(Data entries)
·····
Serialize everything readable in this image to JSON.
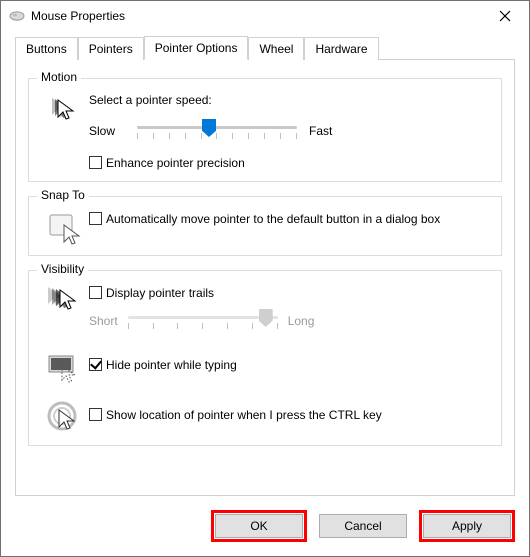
{
  "title": "Mouse Properties",
  "tabs": {
    "buttons": "Buttons",
    "pointers": "Pointers",
    "pointer_options": "Pointer Options",
    "wheel": "Wheel",
    "hardware": "Hardware"
  },
  "motion": {
    "legend": "Motion",
    "speed_label": "Select a pointer speed:",
    "slow": "Slow",
    "fast": "Fast",
    "enhance_precision": "Enhance pointer precision",
    "enhance_checked": false
  },
  "snap_to": {
    "legend": "Snap To",
    "auto_move": "Automatically move pointer to the default button in a dialog box",
    "auto_checked": false
  },
  "visibility": {
    "legend": "Visibility",
    "trails": "Display pointer trails",
    "trails_checked": false,
    "short": "Short",
    "long": "Long",
    "hide_typing": "Hide pointer while typing",
    "hide_checked": true,
    "show_ctrl": "Show location of pointer when I press the CTRL key",
    "show_ctrl_checked": false
  },
  "buttons": {
    "ok": "OK",
    "cancel": "Cancel",
    "apply": "Apply"
  }
}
·····
:: Task requirements ::
Repeat the records above exactly, leaving out any pictures they contain.

:: Full output ::
Serialize everything readable in this image to JSON.
{
  "title": "Mouse Properties",
  "tabs": {
    "buttons": "Buttons",
    "pointers": "Pointers",
    "pointer_options": "Pointer Options",
    "wheel": "Wheel",
    "hardware": "Hardware"
  },
  "motion": {
    "legend": "Motion",
    "speed_label": "Select a pointer speed:",
    "slow": "Slow",
    "fast": "Fast",
    "enhance_precision": "Enhance pointer precision",
    "enhance_checked": false
  },
  "snap_to": {
    "legend": "Snap To",
    "auto_move": "Automatically move pointer to the default button in a dialog box",
    "auto_checked": false
  },
  "visibility": {
    "legend": "Visibility",
    "trails": "Display pointer trails",
    "trails_checked": false,
    "short": "Short",
    "long": "Long",
    "hide_typing": "Hide pointer while typing",
    "hide_checked": true,
    "show_ctrl": "Show location of pointer when I press the CTRL key",
    "show_ctrl_checked": false
  },
  "buttons": {
    "ok": "OK",
    "cancel": "Cancel",
    "apply": "Apply"
  }
}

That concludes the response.